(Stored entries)
++++
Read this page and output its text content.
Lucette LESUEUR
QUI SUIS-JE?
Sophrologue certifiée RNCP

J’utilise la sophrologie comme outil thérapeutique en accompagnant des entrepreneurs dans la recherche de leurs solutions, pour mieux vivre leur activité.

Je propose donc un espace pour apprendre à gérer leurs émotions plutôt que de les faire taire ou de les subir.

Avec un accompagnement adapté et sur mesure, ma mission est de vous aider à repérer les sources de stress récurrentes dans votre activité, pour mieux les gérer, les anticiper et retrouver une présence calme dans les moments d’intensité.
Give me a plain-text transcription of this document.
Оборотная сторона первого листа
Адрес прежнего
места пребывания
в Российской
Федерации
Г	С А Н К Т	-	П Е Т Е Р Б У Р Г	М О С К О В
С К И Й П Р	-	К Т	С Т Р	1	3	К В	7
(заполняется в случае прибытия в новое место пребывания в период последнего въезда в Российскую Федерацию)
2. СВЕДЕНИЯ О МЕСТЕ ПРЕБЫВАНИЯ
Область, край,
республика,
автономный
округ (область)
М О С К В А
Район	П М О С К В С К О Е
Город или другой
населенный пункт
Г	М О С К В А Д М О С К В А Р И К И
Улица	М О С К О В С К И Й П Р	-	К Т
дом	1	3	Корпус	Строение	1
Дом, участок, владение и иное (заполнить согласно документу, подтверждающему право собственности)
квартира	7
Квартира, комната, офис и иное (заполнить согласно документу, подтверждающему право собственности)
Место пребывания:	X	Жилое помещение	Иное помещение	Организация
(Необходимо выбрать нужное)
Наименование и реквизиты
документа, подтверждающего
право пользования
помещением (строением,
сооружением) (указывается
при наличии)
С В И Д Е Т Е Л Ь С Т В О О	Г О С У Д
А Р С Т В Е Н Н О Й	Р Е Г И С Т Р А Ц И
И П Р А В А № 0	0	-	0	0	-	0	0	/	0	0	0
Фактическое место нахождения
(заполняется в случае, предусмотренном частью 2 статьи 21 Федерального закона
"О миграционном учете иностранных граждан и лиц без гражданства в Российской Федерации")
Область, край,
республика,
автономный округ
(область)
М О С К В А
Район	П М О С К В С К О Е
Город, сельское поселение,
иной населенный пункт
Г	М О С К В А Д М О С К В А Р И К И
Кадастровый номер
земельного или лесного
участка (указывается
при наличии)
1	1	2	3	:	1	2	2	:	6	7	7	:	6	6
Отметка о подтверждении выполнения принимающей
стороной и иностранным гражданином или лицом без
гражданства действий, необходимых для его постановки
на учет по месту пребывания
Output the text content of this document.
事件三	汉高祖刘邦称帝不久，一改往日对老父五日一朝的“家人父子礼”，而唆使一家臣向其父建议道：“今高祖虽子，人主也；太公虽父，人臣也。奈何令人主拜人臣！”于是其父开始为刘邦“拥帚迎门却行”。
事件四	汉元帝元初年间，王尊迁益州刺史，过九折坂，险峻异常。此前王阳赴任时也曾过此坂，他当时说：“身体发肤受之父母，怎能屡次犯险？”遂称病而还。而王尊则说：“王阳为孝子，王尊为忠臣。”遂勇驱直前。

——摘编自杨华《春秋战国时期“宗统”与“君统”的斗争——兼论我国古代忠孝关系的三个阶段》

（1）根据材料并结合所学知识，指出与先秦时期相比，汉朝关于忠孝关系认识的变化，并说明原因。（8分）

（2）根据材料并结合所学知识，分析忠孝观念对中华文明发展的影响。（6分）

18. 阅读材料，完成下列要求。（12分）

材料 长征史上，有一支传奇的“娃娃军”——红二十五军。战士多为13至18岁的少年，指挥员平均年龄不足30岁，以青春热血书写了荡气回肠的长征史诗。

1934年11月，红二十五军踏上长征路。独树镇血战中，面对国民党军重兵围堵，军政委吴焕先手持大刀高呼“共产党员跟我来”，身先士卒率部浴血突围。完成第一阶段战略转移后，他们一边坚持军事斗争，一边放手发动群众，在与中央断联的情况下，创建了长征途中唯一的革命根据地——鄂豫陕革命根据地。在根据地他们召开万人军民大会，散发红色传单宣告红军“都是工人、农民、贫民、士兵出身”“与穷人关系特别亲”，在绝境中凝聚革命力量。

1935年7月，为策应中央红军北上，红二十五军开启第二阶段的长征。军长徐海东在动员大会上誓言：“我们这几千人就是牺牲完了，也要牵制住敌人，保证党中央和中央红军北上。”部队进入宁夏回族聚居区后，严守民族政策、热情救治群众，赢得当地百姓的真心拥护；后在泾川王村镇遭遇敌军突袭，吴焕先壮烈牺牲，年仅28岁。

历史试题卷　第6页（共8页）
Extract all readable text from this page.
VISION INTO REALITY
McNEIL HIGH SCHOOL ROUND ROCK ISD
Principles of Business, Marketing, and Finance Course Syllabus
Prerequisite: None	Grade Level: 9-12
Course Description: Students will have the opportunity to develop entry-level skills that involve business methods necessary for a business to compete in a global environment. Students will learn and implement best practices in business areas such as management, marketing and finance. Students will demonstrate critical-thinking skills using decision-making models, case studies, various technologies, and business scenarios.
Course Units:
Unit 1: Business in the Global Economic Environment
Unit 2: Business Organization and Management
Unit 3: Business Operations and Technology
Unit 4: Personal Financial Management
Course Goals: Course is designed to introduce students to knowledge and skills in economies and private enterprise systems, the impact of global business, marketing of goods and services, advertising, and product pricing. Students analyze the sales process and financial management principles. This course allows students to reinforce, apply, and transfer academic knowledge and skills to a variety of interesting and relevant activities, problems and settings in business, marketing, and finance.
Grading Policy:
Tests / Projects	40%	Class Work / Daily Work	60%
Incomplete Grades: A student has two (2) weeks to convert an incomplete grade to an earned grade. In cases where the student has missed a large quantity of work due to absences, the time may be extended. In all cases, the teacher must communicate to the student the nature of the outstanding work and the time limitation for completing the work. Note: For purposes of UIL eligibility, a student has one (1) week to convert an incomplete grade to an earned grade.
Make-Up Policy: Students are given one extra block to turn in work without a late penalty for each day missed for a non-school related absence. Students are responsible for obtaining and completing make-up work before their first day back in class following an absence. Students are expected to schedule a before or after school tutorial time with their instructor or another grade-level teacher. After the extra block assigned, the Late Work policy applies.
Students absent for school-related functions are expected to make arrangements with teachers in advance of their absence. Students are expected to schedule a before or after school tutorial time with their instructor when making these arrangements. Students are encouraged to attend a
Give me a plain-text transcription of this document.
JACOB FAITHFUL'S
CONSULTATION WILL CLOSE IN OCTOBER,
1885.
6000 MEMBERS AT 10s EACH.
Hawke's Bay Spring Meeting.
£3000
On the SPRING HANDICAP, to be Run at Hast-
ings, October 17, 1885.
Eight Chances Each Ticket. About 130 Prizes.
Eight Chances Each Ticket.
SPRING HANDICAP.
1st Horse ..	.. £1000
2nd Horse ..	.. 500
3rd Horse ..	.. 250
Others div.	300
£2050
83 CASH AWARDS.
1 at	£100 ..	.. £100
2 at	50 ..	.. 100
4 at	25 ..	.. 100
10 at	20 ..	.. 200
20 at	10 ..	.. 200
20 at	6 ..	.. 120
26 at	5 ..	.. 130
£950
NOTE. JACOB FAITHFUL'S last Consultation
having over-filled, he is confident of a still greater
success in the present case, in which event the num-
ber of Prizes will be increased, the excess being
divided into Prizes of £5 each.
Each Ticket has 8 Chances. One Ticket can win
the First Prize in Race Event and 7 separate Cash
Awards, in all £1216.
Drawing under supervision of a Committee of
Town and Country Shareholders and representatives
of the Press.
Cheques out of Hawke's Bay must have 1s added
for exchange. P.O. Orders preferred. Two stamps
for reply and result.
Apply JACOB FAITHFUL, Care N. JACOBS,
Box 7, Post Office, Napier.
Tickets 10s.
++++
→ **JOB**: All entries shown above should be printed again exactly.

→ **REPLY**:
Read this page and output its text content.
Lucette LESUEUR
QUI SUIS-JE?
Sophrologue certifiée RNCP

J’utilise la sophrologie comme outil thérapeutique en accompagnant des entrepreneurs dans la recherche de leurs solutions, pour mieux vivre leur activité.

Je propose donc un espace pour apprendre à gérer leurs émotions plutôt que de les faire taire ou de les subir.

Avec un accompagnement adapté et sur mesure, ma mission est de vous aider à repérer les sources de stress récurrentes dans votre activité, pour mieux les gérer, les anticiper et retrouver une présence calme dans les moments d’intensité.
Give me a plain-text transcription of this document.
Оборотная сторона первого листа
Адрес прежнего
места пребывания
в Российской
Федерации
Г	С А Н К Т	-	П Е Т Е Р Б У Р Г	М О С К О В
С К И Й П Р	-	К Т	С Т Р	1	3	К В	7
(заполняется в случае прибытия в новое место пребывания в период последнего въезда в Российскую Федерацию)
2. СВЕДЕНИЯ О МЕСТЕ ПРЕБЫВАНИЯ
Область, край,
республика,
автономный
округ (область)
М О С К В А
Район	П М О С К В С К О Е
Город или другой
населенный пункт
Г	М О С К В А Д М О С К В А Р И К И
Улица	М О С К О В С К И Й П Р	-	К Т
дом	1	3	Корпус	Строение	1
Дом, участок, владение и иное (заполнить согласно документу, подтверждающему право собственности)
квартира	7
Квартира, комната, офис и иное (заполнить согласно документу, подтверждающему право собственности)
Место пребывания:	X	Жилое помещение	Иное помещение	Организация
(Необходимо выбрать нужное)
Наименование и реквизиты
документа, подтверждающего
право пользования
помещением (строением,
сооружением) (указывается
при наличии)
С В И Д Е Т Е Л Ь С Т В О О	Г О С У Д
А Р С Т В Е Н Н О Й	Р Е Г И С Т Р А Ц И
И П Р А В А № 0	0	-	0	0	-	0	0	/	0	0	0
Фактическое место нахождения
(заполняется в случае, предусмотренном частью 2 статьи 21 Федерального закона
"О миграционном учете иностранных граждан и лиц без гражданства в Российской Федерации")
Область, край,
республика,
автономный округ
(область)
М О С К В А
Район	П М О С К В С К О Е
Город, сельское поселение,
иной населенный пункт
Г	М О С К В А Д М О С К В А Р И К И
Кадастровый номер
земельного или лесного
участка (указывается
при наличии)
1	1	2	3	:	1	2	2	:	6	7	7	:	6	6
Отметка о подтверждении выполнения принимающей
стороной и иностранным гражданином или лицом без
гражданства действий, необходимых для его постановки
на учет по месту пребывания
Output the text content of this document.
事件三	汉高祖刘邦称帝不久，一改往日对老父五日一朝的“家人父子礼”，而唆使一家臣向其父建议道：“今高祖虽子，人主也；太公虽父，人臣也。奈何令人主拜人臣！”于是其父开始为刘邦“拥帚迎门却行”。
事件四	汉元帝元初年间，王尊迁益州刺史，过九折坂，险峻异常。此前王阳赴任时也曾过此坂，他当时说：“身体发肤受之父母，怎能屡次犯险？”遂称病而还。而王尊则说：“王阳为孝子，王尊为忠臣。”遂勇驱直前。

——摘编自杨华《春秋战国时期“宗统”与“君统”的斗争——兼论我国古代忠孝关系的三个阶段》

（1）根据材料并结合所学知识，指出与先秦时期相比，汉朝关于忠孝关系认识的变化，并说明原因。（8分）

（2）根据材料并结合所学知识，分析忠孝观念对中华文明发展的影响。（6分）

18. 阅读材料，完成下列要求。（12分）

材料 长征史上，有一支传奇的“娃娃军”——红二十五军。战士多为13至18岁的少年，指挥员平均年龄不足30岁，以青春热血书写了荡气回肠的长征史诗。

1934年11月，红二十五军踏上长征路。独树镇血战中，面对国民党军重兵围堵，军政委吴焕先手持大刀高呼“共产党员跟我来”，身先士卒率部浴血突围。完成第一阶段战略转移后，他们一边坚持军事斗争，一边放手发动群众，在与中央断联的情况下，创建了长征途中唯一的革命根据地——鄂豫陕革命根据地。在根据地他们召开万人军民大会，散发红色传单宣告红军“都是工人、农民、贫民、士兵出身”“与穷人关系特别亲”，在绝境中凝聚革命力量。

1935年7月，为策应中央红军北上，红二十五军开启第二阶段的长征。军长徐海东在动员大会上誓言：“我们这几千人就是牺牲完了，也要牵制住敌人，保证党中央和中央红军北上。”部队进入宁夏回族聚居区后，严守民族政策、热情救治群众，赢得当地百姓的真心拥护；后在泾川王村镇遭遇敌军突袭，吴焕先壮烈牺牲，年仅28岁。

历史试题卷　第6页（共8页）
Extract all readable text from this page.
VISION INTO REALITY
McNEIL HIGH SCHOOL ROUND ROCK ISD
Principles of Business, Marketing, and Finance Course Syllabus
Prerequisite: None	Grade Level: 9-12
Course Description: Students will have the opportunity to develop entry-level skills that involve business methods necessary for a business to compete in a global environment. Students will learn and implement best practices in business areas such as management, marketing and finance. Students will demonstrate critical-thinking skills using decision-making models, case studies, various technologies, and business scenarios.
Course Units:
Unit 1: Business in the Global Economic Environment
Unit 2: Business Organization and Management
Unit 3: Business Operations and Technology
Unit 4: Personal Financial Management
Course Goals: Course is designed to introduce students to knowledge and skills in economies and private enterprise systems, the impact of global business, marketing of goods and services, advertising, and product pricing. Students analyze the sales process and financial management principles. This course allows students to reinforce, apply, and transfer academic knowledge and skills to a variety of interesting and relevant activities, problems and settings in business, marketing, and finance.
Grading Policy:
Tests / Projects	40%	Class Work / Daily Work	60%
Incomplete Grades: A student has two (2) weeks to convert an incomplete grade to an earned grade. In cases where the student has missed a large quantity of work due to absences, the time may be extended. In all cases, the teacher must communicate to the student the nature of the outstanding work and the time limitation for completing the work. Note: For purposes of UIL eligibility, a student has one (1) week to convert an incomplete grade to an earned grade.
Make-Up Policy: Students are given one extra block to turn in work without a late penalty for each day missed for a non-school related absence. Students are responsible for obtaining and completing make-up work before their first day back in class following an absence. Students are expected to schedule a before or after school tutorial time with their instructor or another grade-level teacher. After the extra block assigned, the Late Work policy applies.
Students absent for school-related functions are expected to make arrangements with teachers in advance of their absence. Students are expected to schedule a before or after school tutorial time with their instructor when making these arrangements. Students are encouraged to attend a
Give me a plain-text transcription of this document.
JACOB FAITHFUL'S
CONSULTATION WILL CLOSE IN OCTOBER,
1885.
6000 MEMBERS AT 10s EACH.
Hawke's Bay Spring Meeting.
£3000
On the SPRING HANDICAP, to be Run at Hast-
ings, October 17, 1885.
Eight Chances Each Ticket. About 130 Prizes.
Eight Chances Each Ticket.
SPRING HANDICAP.
1st Horse ..	.. £1000
2nd Horse ..	.. 500
3rd Horse ..	.. 250
Others div.	300
£2050
83 CASH AWARDS.
1 at	£100 ..	.. £100
2 at	50 ..	.. 100
4 at	25 ..	.. 100
10 at	20 ..	.. 200
20 at	10 ..	.. 200
20 at	6 ..	.. 120
26 at	5 ..	.. 130
£950
NOTE. JACOB FAITHFUL'S last Consultation
having over-filled, he is confident of a still greater
success in the present case, in which event the num-
ber of Prizes will be increased, the excess being
divided into Prizes of £5 each.
Each Ticket has 8 Chances. One Ticket can win
the First Prize in Race Event and 7 separate Cash
Awards, in all £1216.
Drawing under supervision of a Committee of
Town and Country Shareholders and representatives
of the Press.
Cheques out of Hawke's Bay must have 1s added
for exchange. P.O. Orders preferred. Two stamps
for reply and result.
Apply JACOB FAITHFUL, Care N. JACOBS,
Box 7, Post Office, Napier.
Tickets 10s.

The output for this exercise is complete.